[GIVEN RECORDS]
^^^^
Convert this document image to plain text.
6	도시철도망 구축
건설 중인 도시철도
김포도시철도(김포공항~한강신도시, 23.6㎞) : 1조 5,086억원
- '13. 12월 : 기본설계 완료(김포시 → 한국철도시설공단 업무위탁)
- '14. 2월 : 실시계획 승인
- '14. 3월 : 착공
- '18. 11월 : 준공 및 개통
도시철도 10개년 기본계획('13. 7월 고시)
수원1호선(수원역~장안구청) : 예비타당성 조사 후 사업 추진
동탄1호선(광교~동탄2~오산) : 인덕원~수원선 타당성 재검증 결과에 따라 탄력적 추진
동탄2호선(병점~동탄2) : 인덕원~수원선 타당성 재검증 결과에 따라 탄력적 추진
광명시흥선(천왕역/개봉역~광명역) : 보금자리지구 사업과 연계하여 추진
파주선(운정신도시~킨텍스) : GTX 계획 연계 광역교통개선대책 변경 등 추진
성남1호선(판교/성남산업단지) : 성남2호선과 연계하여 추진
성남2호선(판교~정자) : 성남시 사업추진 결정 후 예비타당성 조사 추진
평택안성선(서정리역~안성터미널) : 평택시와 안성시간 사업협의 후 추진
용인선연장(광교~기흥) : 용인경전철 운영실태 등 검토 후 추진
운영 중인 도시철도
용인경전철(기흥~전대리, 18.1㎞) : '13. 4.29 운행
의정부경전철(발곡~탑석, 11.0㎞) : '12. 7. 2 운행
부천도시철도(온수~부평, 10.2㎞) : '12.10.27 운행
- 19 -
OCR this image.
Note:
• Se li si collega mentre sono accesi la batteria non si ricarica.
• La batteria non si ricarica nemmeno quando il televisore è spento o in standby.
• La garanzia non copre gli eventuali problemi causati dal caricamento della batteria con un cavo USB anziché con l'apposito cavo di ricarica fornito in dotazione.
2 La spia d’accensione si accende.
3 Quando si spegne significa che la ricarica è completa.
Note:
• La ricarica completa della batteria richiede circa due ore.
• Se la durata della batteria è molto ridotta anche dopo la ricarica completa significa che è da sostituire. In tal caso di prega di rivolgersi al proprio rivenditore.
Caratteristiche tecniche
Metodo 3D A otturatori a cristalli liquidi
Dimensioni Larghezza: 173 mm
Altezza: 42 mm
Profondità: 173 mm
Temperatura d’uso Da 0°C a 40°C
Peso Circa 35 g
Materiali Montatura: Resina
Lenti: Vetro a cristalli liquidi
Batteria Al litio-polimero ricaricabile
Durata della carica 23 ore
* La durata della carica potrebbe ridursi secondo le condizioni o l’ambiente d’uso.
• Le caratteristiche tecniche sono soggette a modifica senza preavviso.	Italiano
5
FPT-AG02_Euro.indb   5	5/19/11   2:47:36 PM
^^^^
[WHAT YOU ARE ASKED TO DO] Print the whole listing again, exactly.

[THE ANSWER]
Convert this document image to plain text.
6	도시철도망 구축
건설 중인 도시철도
김포도시철도(김포공항~한강신도시, 23.6㎞) : 1조 5,086억원
- '13. 12월 : 기본설계 완료(김포시 → 한국철도시설공단 업무위탁)
- '14. 2월 : 실시계획 승인
- '14. 3월 : 착공
- '18. 11월 : 준공 및 개통
도시철도 10개년 기본계획('13. 7월 고시)
수원1호선(수원역~장안구청) : 예비타당성 조사 후 사업 추진
동탄1호선(광교~동탄2~오산) : 인덕원~수원선 타당성 재검증 결과에 따라 탄력적 추진
동탄2호선(병점~동탄2) : 인덕원~수원선 타당성 재검증 결과에 따라 탄력적 추진
광명시흥선(천왕역/개봉역~광명역) : 보금자리지구 사업과 연계하여 추진
파주선(운정신도시~킨텍스) : GTX 계획 연계 광역교통개선대책 변경 등 추진
성남1호선(판교/성남산업단지) : 성남2호선과 연계하여 추진
성남2호선(판교~정자) : 성남시 사업추진 결정 후 예비타당성 조사 추진
평택안성선(서정리역~안성터미널) : 평택시와 안성시간 사업협의 후 추진
용인선연장(광교~기흥) : 용인경전철 운영실태 등 검토 후 추진
운영 중인 도시철도
용인경전철(기흥~전대리, 18.1㎞) : '13. 4.29 운행
의정부경전철(발곡~탑석, 11.0㎞) : '12. 7. 2 운행
부천도시철도(온수~부평, 10.2㎞) : '12.10.27 운행
- 19 -
OCR this image.
Note:
• Se li si collega mentre sono accesi la batteria non si ricarica.
• La batteria non si ricarica nemmeno quando il televisore è spento o in standby.
• La garanzia non copre gli eventuali problemi causati dal caricamento della batteria con un cavo USB anziché con l'apposito cavo di ricarica fornito in dotazione.
2 La spia d’accensione si accende.
3 Quando si spegne significa che la ricarica è completa.
Note:
• La ricarica completa della batteria richiede circa due ore.
• Se la durata della batteria è molto ridotta anche dopo la ricarica completa significa che è da sostituire. In tal caso di prega di rivolgersi al proprio rivenditore.
Caratteristiche tecniche
Metodo 3D A otturatori a cristalli liquidi
Dimensioni Larghezza: 173 mm
Altezza: 42 mm
Profondità: 173 mm
Temperatura d’uso Da 0°C a 40°C
Peso Circa 35 g
Materiali Montatura: Resina
Lenti: Vetro a cristalli liquidi
Batteria Al litio-polimero ricaricabile
Durata della carica 23 ore
* La durata della carica potrebbe ridursi secondo le condizioni o l’ambiente d’uso.
• Le caratteristiche tecniche sono soggette a modifica senza preavviso.	Italiano
5
FPT-AG02_Euro.indb   5	5/19/11   2:47:36 PM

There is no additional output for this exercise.